- WORK REQUIRED:
Collect all lines below with the string "JSON".

-------- INFORMATION SUPPLIED --------

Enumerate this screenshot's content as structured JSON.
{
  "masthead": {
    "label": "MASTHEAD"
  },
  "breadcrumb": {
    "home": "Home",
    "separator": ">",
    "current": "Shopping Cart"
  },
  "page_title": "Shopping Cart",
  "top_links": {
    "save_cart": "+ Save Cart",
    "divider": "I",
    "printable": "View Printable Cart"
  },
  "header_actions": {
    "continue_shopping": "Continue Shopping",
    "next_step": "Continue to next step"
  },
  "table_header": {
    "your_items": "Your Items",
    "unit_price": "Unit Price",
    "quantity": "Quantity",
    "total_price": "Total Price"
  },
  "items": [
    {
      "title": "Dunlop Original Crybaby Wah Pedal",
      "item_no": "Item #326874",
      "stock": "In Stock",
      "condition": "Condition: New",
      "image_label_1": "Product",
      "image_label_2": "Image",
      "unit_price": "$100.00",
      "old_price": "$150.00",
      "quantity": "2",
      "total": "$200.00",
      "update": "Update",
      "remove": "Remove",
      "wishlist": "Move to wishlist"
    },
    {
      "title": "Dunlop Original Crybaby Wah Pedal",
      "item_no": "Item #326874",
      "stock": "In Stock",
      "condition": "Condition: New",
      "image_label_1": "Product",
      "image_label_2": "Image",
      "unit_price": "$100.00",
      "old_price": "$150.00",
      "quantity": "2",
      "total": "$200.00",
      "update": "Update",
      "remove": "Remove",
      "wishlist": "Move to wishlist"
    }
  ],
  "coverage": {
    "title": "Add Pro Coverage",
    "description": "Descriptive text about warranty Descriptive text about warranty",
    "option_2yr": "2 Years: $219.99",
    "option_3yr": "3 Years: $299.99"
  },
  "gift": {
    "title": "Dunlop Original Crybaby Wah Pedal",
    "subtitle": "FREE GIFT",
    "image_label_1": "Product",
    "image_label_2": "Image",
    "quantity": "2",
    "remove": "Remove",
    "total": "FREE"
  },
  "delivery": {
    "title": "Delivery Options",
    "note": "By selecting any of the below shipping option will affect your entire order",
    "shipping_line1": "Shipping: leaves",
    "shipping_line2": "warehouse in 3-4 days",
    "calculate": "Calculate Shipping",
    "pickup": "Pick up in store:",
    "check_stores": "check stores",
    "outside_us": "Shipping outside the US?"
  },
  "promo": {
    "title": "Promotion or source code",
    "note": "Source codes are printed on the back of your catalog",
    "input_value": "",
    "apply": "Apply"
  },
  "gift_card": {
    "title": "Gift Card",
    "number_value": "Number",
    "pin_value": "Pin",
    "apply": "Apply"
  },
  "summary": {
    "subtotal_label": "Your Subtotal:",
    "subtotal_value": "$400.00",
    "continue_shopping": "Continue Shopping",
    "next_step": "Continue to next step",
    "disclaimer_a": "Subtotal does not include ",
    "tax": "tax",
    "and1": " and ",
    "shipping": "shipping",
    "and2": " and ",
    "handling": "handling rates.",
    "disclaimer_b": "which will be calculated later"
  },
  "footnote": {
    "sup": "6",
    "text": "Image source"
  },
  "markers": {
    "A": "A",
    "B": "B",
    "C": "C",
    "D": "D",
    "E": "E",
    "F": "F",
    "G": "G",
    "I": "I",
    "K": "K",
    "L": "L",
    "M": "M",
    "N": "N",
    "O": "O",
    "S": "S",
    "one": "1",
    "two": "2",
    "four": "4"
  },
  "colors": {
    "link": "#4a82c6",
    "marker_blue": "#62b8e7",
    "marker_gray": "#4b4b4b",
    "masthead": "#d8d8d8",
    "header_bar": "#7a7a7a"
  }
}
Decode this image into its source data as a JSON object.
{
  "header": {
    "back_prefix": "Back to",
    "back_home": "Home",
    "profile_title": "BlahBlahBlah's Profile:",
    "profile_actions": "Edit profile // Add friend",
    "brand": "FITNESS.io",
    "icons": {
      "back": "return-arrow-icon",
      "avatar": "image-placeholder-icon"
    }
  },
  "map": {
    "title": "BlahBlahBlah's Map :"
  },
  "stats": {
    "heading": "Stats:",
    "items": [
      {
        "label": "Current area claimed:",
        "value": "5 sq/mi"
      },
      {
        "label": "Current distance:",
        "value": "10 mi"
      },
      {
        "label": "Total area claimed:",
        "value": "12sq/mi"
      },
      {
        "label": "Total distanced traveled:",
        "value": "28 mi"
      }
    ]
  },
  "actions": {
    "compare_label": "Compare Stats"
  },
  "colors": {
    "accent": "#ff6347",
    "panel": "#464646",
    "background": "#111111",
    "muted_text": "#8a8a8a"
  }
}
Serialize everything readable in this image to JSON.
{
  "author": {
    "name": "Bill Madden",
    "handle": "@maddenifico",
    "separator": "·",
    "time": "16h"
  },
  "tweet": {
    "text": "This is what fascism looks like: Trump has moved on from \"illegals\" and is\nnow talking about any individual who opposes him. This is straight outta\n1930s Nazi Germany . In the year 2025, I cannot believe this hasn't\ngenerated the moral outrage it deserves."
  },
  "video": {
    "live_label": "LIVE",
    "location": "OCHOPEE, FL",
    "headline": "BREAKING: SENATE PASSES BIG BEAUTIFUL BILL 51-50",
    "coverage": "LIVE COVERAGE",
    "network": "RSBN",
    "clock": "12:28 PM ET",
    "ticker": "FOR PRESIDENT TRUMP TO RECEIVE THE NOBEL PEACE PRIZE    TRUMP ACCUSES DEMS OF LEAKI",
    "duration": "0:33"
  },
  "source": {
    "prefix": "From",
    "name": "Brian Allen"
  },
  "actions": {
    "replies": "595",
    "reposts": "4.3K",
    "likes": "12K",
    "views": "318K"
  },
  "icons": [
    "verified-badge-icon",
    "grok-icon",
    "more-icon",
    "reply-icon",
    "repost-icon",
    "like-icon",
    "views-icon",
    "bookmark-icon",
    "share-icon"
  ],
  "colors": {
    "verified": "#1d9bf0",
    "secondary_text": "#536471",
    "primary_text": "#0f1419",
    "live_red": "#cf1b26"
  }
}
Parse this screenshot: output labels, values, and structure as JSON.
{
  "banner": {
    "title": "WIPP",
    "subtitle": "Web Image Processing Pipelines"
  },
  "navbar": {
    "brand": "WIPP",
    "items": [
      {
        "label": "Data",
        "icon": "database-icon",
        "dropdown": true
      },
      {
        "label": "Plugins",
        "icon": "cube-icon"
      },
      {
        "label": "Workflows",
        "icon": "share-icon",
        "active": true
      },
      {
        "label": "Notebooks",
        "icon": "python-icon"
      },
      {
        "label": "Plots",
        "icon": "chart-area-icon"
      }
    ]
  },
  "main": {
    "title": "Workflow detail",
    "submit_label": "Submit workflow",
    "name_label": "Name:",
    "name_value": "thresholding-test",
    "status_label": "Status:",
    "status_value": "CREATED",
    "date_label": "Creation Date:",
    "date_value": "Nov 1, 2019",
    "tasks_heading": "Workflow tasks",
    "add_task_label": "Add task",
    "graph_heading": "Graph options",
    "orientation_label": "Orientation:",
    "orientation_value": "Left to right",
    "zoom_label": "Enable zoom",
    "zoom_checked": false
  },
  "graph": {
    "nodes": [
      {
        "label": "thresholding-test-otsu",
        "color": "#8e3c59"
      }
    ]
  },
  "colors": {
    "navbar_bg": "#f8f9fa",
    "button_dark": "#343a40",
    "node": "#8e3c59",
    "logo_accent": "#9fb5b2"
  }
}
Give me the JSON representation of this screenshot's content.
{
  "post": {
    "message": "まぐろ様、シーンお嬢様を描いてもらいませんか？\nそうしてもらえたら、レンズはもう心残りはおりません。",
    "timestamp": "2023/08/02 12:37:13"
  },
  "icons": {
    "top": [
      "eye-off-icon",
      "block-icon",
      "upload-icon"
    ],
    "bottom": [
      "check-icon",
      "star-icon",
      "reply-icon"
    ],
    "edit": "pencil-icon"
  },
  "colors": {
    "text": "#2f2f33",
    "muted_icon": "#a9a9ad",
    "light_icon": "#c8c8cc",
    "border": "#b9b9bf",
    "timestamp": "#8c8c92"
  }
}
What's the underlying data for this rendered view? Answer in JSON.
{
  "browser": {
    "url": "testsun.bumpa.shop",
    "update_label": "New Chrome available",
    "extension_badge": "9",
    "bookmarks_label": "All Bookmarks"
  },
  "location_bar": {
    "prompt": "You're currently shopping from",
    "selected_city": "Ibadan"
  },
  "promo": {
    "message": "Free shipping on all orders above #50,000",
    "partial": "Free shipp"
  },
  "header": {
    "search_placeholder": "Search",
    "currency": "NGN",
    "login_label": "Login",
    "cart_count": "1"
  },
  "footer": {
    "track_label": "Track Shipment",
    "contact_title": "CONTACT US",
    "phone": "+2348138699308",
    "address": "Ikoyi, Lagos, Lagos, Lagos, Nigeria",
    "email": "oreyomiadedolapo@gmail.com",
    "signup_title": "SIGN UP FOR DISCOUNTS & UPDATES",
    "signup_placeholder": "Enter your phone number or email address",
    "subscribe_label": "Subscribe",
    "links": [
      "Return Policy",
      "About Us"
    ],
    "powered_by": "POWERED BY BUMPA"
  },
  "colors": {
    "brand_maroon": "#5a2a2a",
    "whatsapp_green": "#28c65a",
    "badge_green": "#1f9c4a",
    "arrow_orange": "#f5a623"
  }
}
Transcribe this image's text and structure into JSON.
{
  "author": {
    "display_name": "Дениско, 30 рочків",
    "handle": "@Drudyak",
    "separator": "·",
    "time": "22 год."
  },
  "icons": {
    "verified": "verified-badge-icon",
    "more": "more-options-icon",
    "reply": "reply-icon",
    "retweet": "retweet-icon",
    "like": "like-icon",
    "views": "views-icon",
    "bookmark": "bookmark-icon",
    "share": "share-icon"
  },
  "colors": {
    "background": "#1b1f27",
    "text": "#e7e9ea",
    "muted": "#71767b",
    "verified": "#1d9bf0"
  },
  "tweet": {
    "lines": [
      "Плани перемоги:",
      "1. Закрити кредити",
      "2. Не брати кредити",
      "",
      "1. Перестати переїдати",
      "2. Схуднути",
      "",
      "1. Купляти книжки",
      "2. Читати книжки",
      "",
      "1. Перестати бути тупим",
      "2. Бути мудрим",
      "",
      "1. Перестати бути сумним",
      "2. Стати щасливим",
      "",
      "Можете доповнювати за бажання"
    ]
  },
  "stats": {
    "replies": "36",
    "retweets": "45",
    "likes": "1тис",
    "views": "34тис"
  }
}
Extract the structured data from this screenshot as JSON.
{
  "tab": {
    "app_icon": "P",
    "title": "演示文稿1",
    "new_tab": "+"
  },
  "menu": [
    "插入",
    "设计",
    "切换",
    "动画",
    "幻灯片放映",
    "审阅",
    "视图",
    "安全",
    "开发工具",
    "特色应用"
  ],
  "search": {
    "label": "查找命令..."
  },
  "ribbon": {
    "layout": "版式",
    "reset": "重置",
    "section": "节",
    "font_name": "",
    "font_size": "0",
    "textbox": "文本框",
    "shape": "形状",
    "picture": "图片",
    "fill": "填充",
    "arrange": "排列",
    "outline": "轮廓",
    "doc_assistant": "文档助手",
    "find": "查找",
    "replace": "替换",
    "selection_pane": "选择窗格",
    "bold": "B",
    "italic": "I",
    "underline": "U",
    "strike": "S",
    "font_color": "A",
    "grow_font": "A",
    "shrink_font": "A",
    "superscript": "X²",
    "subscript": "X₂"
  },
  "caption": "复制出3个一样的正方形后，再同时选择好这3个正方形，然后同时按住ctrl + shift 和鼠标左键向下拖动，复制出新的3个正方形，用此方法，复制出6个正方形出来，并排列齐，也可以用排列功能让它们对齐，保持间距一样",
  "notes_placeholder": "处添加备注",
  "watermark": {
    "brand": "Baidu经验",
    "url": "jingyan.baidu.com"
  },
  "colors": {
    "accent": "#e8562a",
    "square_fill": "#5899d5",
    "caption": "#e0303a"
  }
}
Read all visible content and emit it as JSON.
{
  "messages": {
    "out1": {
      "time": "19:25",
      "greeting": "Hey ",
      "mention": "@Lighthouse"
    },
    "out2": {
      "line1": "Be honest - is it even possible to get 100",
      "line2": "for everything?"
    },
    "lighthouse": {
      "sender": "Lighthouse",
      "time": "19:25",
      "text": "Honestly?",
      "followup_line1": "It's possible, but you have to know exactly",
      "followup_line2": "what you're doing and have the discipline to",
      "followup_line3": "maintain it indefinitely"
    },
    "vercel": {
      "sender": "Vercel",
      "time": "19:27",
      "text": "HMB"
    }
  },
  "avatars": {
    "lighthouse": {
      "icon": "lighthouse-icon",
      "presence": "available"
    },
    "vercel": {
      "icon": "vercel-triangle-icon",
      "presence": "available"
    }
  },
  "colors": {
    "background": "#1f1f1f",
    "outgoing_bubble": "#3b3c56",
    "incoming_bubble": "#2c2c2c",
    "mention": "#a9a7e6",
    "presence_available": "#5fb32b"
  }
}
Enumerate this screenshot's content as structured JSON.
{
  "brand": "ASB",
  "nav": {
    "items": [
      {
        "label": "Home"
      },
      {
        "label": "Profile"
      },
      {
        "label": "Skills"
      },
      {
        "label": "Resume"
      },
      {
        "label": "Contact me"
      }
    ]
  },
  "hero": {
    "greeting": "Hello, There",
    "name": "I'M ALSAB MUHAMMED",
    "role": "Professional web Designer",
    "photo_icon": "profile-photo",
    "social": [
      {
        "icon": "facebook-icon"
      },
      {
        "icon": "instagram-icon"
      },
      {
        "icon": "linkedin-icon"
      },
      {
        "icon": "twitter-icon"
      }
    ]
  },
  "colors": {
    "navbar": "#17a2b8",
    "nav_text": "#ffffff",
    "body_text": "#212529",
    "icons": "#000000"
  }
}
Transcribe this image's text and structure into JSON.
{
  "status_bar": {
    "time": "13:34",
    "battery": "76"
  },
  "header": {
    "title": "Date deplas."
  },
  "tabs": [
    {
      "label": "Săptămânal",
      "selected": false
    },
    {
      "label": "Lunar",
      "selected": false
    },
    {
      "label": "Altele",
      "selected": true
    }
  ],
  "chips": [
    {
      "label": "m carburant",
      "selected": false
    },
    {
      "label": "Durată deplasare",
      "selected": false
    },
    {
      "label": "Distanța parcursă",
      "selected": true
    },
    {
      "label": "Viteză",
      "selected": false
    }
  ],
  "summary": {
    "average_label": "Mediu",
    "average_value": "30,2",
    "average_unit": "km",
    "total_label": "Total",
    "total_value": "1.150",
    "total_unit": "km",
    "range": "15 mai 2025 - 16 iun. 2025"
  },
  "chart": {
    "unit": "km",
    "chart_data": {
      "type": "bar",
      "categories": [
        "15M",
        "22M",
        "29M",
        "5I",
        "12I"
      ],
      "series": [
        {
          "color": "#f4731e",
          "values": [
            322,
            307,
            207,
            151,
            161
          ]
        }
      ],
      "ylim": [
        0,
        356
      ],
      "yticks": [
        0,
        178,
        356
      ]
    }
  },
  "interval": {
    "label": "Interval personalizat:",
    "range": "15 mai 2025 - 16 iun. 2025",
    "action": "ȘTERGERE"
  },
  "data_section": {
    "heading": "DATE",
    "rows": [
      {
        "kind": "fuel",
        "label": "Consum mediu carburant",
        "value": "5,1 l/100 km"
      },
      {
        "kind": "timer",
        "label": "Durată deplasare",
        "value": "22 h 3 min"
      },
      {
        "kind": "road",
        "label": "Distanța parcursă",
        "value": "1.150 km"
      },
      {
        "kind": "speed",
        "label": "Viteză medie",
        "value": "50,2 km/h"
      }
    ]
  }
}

--------

- TASK RESPONSE:
Enumerate this screenshot's content as structured JSON.
Decode this image into its source data as a JSON object.
Serialize everything readable in this image to JSON.
Parse this screenshot: output labels, values, and structure as JSON.
Give me the JSON representation of this screenshot's content.
What's the underlying data for this rendered view? Answer in JSON.
Transcribe this image's text and structure into JSON.
Extract the structured data from this screenshot as JSON.
Read all visible content and emit it as JSON.
Enumerate this screenshot's content as structured JSON.
Transcribe this image's text and structure into JSON.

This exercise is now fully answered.